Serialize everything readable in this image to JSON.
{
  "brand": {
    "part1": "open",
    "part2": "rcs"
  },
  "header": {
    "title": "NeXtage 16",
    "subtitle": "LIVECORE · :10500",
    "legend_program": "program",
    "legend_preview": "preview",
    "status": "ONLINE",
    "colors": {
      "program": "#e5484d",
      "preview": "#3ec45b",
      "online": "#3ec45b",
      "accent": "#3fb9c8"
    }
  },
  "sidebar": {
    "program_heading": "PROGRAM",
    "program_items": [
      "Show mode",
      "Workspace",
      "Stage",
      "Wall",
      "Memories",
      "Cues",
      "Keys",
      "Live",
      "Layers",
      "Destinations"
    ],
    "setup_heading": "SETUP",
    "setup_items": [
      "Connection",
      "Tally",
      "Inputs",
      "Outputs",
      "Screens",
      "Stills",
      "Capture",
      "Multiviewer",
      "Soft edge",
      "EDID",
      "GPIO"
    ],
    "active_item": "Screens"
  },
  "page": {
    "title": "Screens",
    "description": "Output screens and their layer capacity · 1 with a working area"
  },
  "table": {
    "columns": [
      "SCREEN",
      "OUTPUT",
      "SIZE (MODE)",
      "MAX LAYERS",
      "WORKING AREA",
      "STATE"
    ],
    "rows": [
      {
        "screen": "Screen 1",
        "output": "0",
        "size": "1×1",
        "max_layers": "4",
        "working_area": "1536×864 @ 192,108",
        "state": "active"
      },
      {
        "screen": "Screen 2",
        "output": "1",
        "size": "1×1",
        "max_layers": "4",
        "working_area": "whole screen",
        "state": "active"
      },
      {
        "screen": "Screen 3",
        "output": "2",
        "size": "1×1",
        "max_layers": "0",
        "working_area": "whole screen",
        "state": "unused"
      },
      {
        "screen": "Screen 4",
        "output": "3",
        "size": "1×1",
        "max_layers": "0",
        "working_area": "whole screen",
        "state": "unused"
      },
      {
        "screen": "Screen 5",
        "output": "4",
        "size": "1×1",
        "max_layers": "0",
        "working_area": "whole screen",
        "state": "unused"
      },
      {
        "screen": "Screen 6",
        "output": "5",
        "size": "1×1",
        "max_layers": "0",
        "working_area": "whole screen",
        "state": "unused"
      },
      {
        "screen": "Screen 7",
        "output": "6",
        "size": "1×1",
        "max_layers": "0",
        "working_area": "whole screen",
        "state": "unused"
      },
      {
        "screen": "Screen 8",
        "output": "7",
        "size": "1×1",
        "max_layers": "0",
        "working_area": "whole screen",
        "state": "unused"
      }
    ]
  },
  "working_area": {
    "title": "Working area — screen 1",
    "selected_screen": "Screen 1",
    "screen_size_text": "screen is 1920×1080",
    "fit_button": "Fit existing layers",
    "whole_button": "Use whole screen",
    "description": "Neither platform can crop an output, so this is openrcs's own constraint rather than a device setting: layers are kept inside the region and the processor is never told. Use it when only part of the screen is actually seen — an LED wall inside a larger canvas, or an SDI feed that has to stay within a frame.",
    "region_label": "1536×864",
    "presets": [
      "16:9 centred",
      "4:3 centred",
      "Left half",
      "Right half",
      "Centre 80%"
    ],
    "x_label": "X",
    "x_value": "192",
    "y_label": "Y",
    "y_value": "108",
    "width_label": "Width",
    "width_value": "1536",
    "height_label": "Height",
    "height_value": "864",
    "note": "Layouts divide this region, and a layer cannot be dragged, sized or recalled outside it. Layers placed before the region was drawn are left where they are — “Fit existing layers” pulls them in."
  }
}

● **WHAT NEEDS TO BE DONE**:
Make an exact copy of the material above.

● **ANSWER**:
Serialize everything readable in this image to JSON.
{
  "brand": {
    "part1": "open",
    "part2": "rcs"
  },
  "header": {
    "title": "NeXtage 16",
    "subtitle": "LIVECORE · :10500",
    "legend_program": "program",
    "legend_preview": "preview",
    "status": "ONLINE",
    "colors": {
      "program": "#e5484d",
      "preview": "#3ec45b",
      "online": "#3ec45b",
      "accent": "#3fb9c8"
    }
  },
  "sidebar": {
    "program_heading": "PROGRAM",
    "program_items": [
      "Show mode",
      "Workspace",
      "Stage",
      "Wall",
      "Memories",
      "Cues",
      "Keys",
      "Live",
      "Layers",
      "Destinations"
    ],
    "setup_heading": "SETUP",
    "setup_items": [
      "Connection",
      "Tally",
      "Inputs",
      "Outputs",
      "Screens",
      "Stills",
      "Capture",
      "Multiviewer",
      "Soft edge",
      "EDID",
      "GPIO"
    ],
    "active_item": "Screens"
  },
  "page": {
    "title": "Screens",
    "description": "Output screens and their layer capacity · 1 with a working area"
  },
  "table": {
    "columns": [
      "SCREEN",
      "OUTPUT",
      "SIZE (MODE)",
      "MAX LAYERS",
      "WORKING AREA",
      "STATE"
    ],
    "rows": [
      {
        "screen": "Screen 1",
        "output": "0",
        "size": "1×1",
        "max_layers": "4",
        "working_area": "1536×864 @ 192,108",
        "state": "active"
      },
      {
        "screen": "Screen 2",
        "output": "1",
        "size": "1×1",
        "max_layers": "4",
        "working_area": "whole screen",
        "state": "active"
      },
      {
        "screen": "Screen 3",
        "output": "2",
        "size": "1×1",
        "max_layers": "0",
        "working_area": "whole screen",
        "state": "unused"
      },
      {
        "screen": "Screen 4",
        "output": "3",
        "size": "1×1",
        "max_layers": "0",
        "working_area": "whole screen",
        "state": "unused"
      },
      {
        "screen": "Screen 5",
        "output": "4",
        "size": "1×1",
        "max_layers": "0",
        "working_area": "whole screen",
        "state": "unused"
      },
      {
        "screen": "Screen 6",
        "output": "5",
        "size": "1×1",
        "max_layers": "0",
        "working_area": "whole screen",
        "state": "unused"
      },
      {
        "screen": "Screen 7",
        "output": "6",
        "size": "1×1",
        "max_layers": "0",
        "working_area": "whole screen",
        "state": "unused"
      },
      {
        "screen": "Screen 8",
        "output": "7",
        "size": "1×1",
        "max_layers": "0",
        "working_area": "whole screen",
        "state": "unused"
      }
    ]
  },
  "working_area": {
    "title": "Working area — screen 1",
    "selected_screen": "Screen 1",
    "screen_size_text": "screen is 1920×1080",
    "fit_button": "Fit existing layers",
    "whole_button": "Use whole screen",
    "description": "Neither platform can crop an output, so this is openrcs's own constraint rather than a device setting: layers are kept inside the region and the processor is never told. Use it when only part of the screen is actually seen — an LED wall inside a larger canvas, or an SDI feed that has to stay within a frame.",
    "region_label": "1536×864",
    "presets": [
      "16:9 centred",
      "4:3 centred",
      "Left half",
      "Right half",
      "Centre 80%"
    ],
    "x_label": "X",
    "x_value": "192",
    "y_label": "Y",
    "y_value": "108",
    "width_label": "Width",
    "width_value": "1536",
    "height_label": "Height",
    "height_value": "864",
    "note": "Layouts divide this region, and a layer cannot be dragged, sized or recalled outside it. Layers placed before the region was drawn are left where they are — “Fit existing layers” pulls them in."
  }
}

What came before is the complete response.